§ WHAT NEEDS TO BE DONE: Return all lines where the word "this" can be found.

** Start MATERIAL PROVIDED **

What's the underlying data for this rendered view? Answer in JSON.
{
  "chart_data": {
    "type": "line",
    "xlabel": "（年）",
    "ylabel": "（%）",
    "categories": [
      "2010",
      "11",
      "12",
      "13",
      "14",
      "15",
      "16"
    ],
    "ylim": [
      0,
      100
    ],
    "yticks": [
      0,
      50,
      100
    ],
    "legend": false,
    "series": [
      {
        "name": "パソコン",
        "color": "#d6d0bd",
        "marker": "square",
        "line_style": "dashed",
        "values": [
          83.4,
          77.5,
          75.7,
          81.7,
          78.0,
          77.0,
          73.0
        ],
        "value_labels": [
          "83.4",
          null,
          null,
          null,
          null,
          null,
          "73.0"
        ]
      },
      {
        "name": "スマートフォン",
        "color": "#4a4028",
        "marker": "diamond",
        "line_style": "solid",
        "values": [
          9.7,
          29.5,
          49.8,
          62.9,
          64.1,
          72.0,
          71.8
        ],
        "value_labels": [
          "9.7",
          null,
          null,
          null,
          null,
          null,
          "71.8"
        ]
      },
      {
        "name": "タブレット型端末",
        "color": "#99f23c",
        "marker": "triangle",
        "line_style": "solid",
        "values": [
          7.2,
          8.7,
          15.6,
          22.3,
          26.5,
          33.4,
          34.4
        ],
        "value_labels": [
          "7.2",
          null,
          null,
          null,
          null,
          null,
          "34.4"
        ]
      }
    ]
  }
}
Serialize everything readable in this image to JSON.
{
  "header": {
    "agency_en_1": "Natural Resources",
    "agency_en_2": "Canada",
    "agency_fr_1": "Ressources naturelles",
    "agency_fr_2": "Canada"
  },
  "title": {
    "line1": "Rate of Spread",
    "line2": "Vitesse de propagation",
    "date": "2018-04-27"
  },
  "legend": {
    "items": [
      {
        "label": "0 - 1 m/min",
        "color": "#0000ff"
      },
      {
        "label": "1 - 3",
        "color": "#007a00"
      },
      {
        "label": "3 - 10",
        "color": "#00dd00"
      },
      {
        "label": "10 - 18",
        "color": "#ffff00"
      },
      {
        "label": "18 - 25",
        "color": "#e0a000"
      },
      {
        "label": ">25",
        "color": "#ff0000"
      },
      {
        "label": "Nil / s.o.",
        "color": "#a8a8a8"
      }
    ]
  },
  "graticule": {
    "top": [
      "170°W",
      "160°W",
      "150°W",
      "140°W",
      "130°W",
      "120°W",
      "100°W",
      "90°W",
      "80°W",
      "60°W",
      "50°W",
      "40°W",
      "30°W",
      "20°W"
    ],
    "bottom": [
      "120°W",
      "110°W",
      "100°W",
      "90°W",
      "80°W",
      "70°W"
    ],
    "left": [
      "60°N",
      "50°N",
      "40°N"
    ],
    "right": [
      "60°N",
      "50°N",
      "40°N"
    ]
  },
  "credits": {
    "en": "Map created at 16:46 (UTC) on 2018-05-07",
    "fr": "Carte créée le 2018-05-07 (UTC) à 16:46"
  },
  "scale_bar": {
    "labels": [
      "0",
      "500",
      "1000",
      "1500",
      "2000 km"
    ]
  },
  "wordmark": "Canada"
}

** End MATERIAL PROVIDED **

§ RESPONSE:
What's the underlying data for this rendered view? Answer in JSON.
Serialize everything readable in this image to JSON.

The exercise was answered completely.